• [PROBLEM REQUIREMENTS] Every line below that mentions the word "cette" should be copied out.

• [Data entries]

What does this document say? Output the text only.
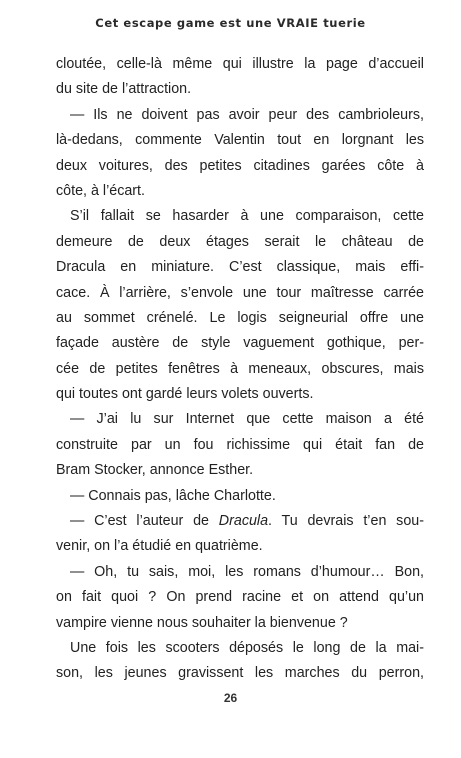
Cet escape game est une VRAIE tuerie
cloutée, celle-là même qui illustre la page d’accueil
du site de l’attraction.
— Ils ne doivent pas avoir peur des cambrioleurs,
là-dedans, commente Valentin tout en lorgnant les
deux voitures, des petites citadines garées côte à
côte, à l’écart.
S’il fallait se hasarder à une comparaison, cette
demeure de deux étages serait le château de
Dracula en miniature. C’est classique, mais effi-
cace. À l’arrière, s’envole une tour maîtresse carrée
au sommet crénelé. Le logis seigneurial offre une
façade austère de style vaguement gothique, per-
cée de petites fenêtres à meneaux, obscures, mais
qui toutes ont gardé leurs volets ouverts.
— J’ai lu sur Internet que cette maison a été
construite par un fou richissime qui était fan de
Bram Stocker, annonce Esther.
— Connais pas, lâche Charlotte.
— C’est l’auteur de Dracula. Tu devrais t’en sou-
venir, on l’a étudié en quatrième.
— Oh, tu sais, moi, les romans d’humour… Bon,
on fait quoi ? On prend racine et on attend qu’un
vampire vienne nous souhaiter la bienvenue ?
Une fois les scooters déposés le long de la mai-
son, les jeunes gravissent les marches du perron,
26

• [RESULT]
S’il fallait se hasarder à une comparaison, cette
— J’ai lu sur Internet que cette maison a été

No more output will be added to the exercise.